(Dataset listings of figures)
┌────────

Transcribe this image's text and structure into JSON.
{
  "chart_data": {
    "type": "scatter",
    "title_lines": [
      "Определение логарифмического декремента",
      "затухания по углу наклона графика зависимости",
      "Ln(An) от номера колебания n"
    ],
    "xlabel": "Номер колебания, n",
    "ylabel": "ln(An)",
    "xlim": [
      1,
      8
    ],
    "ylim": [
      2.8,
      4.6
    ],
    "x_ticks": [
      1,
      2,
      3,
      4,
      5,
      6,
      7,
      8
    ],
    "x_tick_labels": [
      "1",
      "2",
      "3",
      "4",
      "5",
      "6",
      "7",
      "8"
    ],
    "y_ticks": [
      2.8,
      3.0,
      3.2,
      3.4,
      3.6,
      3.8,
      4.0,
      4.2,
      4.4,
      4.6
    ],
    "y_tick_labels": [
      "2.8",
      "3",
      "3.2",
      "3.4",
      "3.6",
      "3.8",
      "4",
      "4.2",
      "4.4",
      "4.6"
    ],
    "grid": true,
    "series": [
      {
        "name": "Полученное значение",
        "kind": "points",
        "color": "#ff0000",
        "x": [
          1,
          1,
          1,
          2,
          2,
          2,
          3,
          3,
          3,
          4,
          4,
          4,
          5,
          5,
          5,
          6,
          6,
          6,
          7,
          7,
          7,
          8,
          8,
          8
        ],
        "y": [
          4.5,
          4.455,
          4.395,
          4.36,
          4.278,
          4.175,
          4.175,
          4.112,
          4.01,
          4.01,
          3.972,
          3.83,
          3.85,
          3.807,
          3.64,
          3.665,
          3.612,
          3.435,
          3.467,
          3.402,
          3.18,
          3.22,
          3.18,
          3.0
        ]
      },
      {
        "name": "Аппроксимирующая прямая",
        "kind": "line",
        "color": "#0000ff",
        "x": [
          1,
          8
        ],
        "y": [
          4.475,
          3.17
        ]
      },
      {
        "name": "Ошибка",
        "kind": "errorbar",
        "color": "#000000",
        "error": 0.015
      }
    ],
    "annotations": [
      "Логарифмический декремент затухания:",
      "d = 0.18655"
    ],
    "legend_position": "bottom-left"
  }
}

└────────
┌────────

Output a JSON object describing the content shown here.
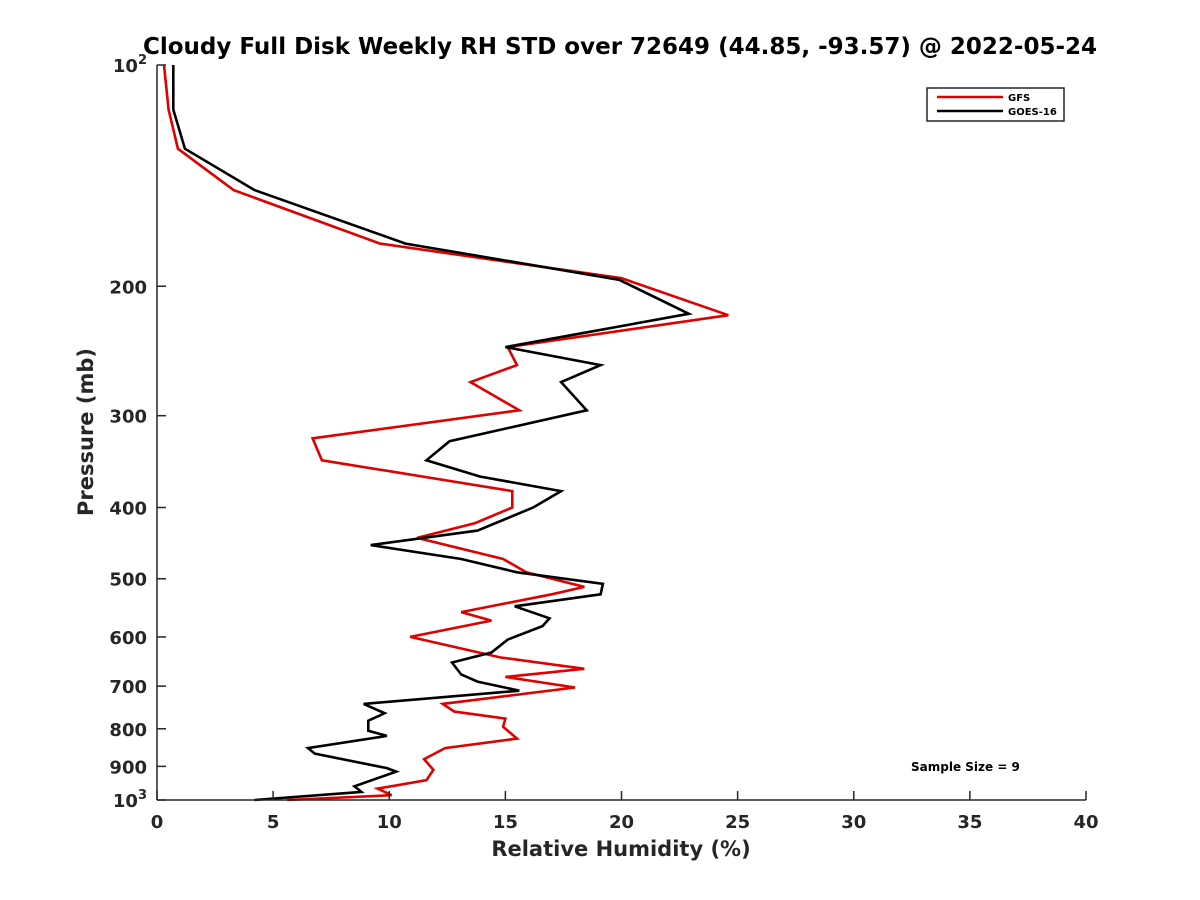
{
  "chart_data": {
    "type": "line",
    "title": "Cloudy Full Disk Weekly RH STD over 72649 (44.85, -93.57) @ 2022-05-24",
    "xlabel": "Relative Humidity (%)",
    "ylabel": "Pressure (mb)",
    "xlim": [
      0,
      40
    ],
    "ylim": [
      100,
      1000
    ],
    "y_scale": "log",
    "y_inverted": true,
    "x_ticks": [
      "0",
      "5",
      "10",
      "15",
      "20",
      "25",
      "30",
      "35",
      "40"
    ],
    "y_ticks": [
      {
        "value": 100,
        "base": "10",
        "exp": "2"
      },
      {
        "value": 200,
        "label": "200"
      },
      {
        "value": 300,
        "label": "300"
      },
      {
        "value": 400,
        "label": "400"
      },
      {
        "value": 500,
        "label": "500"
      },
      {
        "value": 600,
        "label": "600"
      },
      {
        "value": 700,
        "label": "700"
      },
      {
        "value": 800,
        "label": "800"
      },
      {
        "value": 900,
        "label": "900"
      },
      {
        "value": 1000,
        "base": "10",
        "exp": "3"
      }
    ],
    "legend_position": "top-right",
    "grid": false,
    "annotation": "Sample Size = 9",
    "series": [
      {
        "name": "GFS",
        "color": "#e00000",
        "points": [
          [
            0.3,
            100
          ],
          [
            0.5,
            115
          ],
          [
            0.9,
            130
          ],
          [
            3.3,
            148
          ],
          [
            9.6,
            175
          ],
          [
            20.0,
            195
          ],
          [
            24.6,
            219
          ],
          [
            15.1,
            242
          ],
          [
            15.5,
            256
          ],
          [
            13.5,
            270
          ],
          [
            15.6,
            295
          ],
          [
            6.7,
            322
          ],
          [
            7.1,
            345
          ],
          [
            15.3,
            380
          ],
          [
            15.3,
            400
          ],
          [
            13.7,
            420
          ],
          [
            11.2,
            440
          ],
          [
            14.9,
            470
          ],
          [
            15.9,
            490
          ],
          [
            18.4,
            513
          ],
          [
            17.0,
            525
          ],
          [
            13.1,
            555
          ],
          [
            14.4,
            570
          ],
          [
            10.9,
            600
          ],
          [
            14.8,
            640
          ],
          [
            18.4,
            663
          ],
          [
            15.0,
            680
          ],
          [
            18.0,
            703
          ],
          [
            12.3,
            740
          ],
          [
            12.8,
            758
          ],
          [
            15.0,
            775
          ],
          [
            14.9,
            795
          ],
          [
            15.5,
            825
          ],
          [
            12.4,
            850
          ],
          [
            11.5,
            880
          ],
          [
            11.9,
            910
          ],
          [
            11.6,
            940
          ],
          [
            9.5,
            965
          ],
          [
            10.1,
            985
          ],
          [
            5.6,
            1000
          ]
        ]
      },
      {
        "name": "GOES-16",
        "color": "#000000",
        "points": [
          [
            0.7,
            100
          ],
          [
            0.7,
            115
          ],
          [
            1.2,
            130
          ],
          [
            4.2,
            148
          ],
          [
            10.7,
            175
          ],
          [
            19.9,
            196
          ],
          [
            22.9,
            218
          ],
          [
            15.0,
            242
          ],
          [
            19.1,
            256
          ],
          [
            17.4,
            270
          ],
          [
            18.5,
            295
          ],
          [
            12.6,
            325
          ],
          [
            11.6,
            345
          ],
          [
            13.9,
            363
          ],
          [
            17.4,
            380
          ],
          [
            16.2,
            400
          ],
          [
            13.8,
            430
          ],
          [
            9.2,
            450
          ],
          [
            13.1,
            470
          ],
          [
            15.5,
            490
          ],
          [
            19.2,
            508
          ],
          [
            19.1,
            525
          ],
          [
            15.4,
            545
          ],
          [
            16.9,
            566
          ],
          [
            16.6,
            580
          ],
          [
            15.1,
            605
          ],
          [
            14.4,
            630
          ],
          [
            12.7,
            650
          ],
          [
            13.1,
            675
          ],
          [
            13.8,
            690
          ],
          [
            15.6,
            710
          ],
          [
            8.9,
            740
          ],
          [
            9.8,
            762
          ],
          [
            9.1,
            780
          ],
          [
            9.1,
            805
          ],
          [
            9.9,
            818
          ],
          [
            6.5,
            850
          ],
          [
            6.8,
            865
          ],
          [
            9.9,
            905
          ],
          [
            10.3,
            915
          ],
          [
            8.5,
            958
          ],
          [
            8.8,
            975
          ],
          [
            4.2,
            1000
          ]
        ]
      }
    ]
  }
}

└────────

OBJECTIVE:
Establish how many lines of the material above hold the word "color". Nothing but the count should be returned.

COMPLETE OUTPUT:
5